* **YOUR GOAL**
All entries are to be quoted exactly; the images stay out of the copy.

* **RAW RECORDS**

start

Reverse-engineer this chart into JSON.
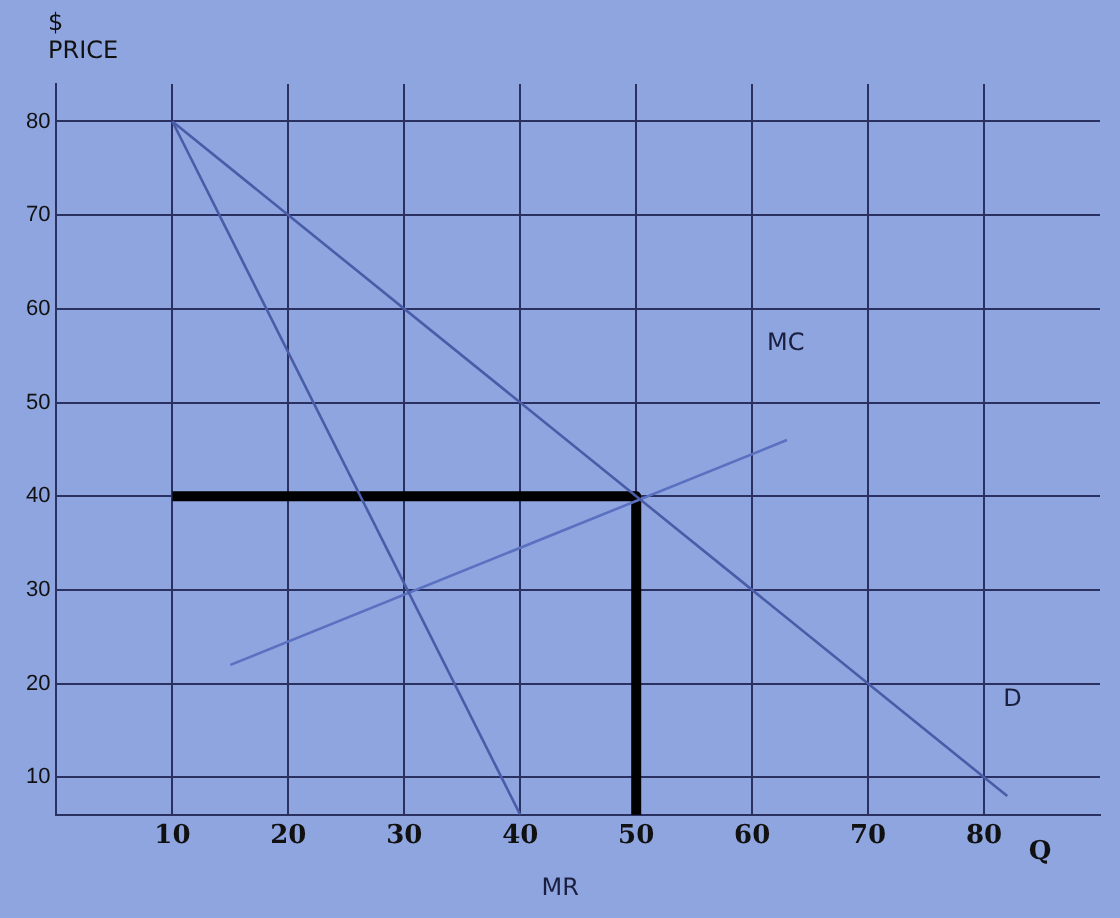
{
  "chart_data": {
    "type": "line",
    "ylabel": "$\nPRICE",
    "xlabel": "Q",
    "xlim": [
      0,
      90
    ],
    "ylim": [
      6,
      84
    ],
    "xticks": [
      10,
      20,
      30,
      40,
      50,
      60,
      70,
      80
    ],
    "yticks": [
      10,
      20,
      30,
      40,
      50,
      60,
      70,
      80
    ],
    "grid": true,
    "legend": false,
    "marker": "none",
    "series": [
      {
        "name": "D",
        "color": "#4a5ca8",
        "x": [
          10,
          82
        ],
        "values": [
          80,
          8
        ]
      },
      {
        "name": "MR",
        "color": "#4a5ca8",
        "x": [
          10,
          40
        ],
        "values": [
          80,
          6
        ]
      },
      {
        "name": "MC",
        "color": "#5a70c0",
        "x": [
          15,
          63
        ],
        "values": [
          22,
          46
        ]
      },
      {
        "color": "#000000",
        "x": [
          10,
          50
        ],
        "values": [
          40,
          40
        ]
      },
      {
        "color": "#000000",
        "x": [
          50,
          50
        ],
        "values": [
          40,
          6
        ]
      }
    ]
  }
}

end

* **ANSWER TO THE TASK**
Reverse-engineer this chart into JSON.
{
  "chart_data": {
    "type": "line",
    "ylabel": "$\nPRICE",
    "xlabel": "Q",
    "xlim": [
      0,
      90
    ],
    "ylim": [
      6,
      84
    ],
    "xticks": [
      10,
      20,
      30,
      40,
      50,
      60,
      70,
      80
    ],
    "yticks": [
      10,
      20,
      30,
      40,
      50,
      60,
      70,
      80
    ],
    "grid": true,
    "legend": false,
    "marker": "none",
    "series": [
      {
        "name": "D",
        "color": "#4a5ca8",
        "x": [
          10,
          82
        ],
        "values": [
          80,
          8
        ]
      },
      {
        "name": "MR",
        "color": "#4a5ca8",
        "x": [
          10,
          40
        ],
        "values": [
          80,
          6
        ]
      },
      {
        "name": "MC",
        "color": "#5a70c0",
        "x": [
          15,
          63
        ],
        "values": [
          22,
          46
        ]
      },
      {
        "color": "#000000",
        "x": [
          10,
          50
        ],
        "values": [
          40,
          40
        ]
      },
      {
        "color": "#000000",
        "x": [
          50,
          50
        ],
        "values": [
          40,
          6
        ]
      }
    ]
  }
}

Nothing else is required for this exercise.